§ **Work to do**
Your task is to locate every line holding the string "categories" and to copy each of them.

§ **Extracted records**
— begin —
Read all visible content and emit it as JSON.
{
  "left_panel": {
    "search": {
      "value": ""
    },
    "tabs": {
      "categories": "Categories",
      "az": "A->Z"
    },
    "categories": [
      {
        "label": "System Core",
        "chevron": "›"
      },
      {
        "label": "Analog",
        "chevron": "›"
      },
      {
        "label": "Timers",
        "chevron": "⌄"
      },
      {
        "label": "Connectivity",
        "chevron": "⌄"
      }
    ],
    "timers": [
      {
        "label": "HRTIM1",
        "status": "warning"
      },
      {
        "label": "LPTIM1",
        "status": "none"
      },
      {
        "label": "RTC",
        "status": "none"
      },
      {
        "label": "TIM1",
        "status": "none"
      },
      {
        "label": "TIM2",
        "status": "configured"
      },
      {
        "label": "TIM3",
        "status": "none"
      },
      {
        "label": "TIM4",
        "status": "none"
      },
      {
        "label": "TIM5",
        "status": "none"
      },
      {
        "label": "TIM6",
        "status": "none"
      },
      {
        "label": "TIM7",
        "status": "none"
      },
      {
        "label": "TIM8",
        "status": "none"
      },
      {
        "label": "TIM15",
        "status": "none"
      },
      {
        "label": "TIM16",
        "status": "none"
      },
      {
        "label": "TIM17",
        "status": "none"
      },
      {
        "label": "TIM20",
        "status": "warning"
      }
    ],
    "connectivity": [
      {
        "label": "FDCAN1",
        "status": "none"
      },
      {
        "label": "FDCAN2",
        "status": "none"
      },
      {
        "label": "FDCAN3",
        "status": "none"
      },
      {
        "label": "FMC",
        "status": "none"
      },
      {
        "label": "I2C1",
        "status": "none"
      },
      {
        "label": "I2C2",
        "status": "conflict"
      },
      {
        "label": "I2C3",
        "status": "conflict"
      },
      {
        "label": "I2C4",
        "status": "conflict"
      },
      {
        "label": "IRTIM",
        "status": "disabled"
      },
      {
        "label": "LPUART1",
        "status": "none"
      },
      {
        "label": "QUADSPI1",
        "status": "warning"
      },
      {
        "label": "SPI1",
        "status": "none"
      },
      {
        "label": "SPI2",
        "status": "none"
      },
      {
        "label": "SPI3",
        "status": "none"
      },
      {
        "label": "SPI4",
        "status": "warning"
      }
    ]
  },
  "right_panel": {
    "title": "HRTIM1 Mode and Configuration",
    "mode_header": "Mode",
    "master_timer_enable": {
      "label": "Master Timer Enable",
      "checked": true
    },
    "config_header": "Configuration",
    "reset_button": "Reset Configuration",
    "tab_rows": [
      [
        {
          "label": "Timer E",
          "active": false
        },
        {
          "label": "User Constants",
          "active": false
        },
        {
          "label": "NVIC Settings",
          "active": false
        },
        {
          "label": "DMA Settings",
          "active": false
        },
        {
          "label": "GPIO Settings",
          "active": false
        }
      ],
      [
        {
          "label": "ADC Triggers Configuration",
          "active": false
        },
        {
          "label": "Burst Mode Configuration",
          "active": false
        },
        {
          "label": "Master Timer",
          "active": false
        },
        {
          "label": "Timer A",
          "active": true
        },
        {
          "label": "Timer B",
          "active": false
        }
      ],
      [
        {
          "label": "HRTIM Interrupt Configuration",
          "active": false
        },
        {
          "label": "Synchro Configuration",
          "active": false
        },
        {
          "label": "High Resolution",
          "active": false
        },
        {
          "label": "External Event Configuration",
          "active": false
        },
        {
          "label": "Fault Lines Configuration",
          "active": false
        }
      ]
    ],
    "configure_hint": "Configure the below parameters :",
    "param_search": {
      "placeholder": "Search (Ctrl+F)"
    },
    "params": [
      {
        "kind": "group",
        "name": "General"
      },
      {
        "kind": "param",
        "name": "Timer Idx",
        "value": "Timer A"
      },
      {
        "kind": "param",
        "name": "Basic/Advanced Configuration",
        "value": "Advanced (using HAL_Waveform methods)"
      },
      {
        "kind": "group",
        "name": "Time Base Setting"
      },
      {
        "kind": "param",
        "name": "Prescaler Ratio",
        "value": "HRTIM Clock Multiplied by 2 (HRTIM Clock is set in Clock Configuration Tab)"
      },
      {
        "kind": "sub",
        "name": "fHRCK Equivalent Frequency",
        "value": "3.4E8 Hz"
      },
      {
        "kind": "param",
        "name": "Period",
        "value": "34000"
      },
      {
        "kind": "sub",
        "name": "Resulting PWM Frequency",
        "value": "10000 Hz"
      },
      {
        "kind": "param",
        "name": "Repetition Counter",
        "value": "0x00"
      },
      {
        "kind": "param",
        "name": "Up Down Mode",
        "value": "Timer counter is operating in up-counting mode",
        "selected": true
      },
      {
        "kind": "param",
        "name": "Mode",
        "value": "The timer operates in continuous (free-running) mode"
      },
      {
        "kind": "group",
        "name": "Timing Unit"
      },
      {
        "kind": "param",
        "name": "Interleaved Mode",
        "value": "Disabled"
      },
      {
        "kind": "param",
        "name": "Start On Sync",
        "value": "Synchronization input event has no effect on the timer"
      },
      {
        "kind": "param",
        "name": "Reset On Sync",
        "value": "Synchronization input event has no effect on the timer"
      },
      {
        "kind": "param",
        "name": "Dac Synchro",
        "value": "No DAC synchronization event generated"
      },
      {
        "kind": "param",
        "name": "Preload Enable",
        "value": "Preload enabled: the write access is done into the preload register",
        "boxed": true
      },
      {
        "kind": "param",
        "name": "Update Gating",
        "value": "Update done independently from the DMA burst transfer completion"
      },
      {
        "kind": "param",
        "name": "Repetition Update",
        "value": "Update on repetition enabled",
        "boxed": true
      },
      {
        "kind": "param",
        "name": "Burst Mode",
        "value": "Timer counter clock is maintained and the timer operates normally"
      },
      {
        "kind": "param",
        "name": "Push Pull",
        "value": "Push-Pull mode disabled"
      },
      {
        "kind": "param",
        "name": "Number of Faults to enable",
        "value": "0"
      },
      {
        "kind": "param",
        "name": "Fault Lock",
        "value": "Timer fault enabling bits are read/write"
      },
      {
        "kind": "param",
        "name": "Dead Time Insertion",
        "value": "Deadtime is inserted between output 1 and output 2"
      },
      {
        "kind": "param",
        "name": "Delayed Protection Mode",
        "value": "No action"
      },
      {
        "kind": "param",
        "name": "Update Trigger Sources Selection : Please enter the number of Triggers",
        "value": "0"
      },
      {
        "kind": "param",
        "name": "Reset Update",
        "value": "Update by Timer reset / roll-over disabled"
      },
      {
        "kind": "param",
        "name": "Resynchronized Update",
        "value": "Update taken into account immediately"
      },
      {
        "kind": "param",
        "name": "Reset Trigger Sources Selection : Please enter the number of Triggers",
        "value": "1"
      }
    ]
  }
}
— end —
§ **Expected answer**
      "categories": "Categories",
    "categories": [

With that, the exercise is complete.